(Dataset records)

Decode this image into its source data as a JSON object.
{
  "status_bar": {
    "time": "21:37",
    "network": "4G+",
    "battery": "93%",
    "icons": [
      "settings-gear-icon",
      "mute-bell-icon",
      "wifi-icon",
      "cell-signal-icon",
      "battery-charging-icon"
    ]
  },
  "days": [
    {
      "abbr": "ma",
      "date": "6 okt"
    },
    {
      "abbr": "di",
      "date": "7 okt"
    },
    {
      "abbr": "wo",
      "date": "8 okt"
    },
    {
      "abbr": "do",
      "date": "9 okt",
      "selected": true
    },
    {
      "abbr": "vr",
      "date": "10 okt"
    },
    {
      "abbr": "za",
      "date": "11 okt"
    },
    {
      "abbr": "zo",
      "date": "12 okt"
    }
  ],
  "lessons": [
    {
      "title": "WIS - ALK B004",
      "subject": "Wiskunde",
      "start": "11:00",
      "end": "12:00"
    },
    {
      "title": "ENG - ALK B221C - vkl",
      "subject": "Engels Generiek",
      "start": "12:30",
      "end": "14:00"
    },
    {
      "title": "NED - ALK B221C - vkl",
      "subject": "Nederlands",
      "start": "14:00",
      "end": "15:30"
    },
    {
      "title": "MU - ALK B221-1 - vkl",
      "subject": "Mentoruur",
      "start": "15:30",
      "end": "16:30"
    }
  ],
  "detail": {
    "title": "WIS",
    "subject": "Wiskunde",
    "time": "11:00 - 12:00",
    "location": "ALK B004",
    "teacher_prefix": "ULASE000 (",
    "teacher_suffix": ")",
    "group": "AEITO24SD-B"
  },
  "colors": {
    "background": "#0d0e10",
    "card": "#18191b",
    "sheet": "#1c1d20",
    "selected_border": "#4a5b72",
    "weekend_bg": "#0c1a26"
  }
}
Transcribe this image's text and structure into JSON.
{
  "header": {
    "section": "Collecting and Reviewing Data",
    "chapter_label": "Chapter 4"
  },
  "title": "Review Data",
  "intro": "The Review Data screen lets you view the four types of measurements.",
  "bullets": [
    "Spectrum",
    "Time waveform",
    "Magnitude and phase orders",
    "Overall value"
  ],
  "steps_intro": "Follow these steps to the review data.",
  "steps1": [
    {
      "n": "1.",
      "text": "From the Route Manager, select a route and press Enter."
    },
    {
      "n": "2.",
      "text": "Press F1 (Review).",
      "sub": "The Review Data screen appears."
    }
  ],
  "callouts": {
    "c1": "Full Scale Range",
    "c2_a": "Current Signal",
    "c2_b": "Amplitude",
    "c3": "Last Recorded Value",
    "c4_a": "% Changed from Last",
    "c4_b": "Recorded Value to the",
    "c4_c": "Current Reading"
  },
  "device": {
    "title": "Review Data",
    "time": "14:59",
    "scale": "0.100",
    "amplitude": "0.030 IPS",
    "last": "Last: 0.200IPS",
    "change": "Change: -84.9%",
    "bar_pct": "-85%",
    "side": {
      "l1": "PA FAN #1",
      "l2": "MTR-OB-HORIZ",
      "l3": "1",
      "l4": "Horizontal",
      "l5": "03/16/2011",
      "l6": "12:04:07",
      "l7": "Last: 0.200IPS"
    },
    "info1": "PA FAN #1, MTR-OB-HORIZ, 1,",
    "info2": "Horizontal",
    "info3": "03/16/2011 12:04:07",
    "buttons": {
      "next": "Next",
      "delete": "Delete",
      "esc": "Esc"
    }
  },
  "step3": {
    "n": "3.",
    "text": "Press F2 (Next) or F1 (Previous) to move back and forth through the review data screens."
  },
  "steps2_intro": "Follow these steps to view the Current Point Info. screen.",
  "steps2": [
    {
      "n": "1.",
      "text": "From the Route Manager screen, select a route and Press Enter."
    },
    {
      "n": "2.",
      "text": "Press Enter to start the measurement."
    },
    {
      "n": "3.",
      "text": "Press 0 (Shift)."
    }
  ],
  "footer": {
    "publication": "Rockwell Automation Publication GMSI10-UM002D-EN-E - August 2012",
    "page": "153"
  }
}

§ Written request:
Say how many lines in the entries contain the string "Follow", and say nothing else.

§ Correct result:
2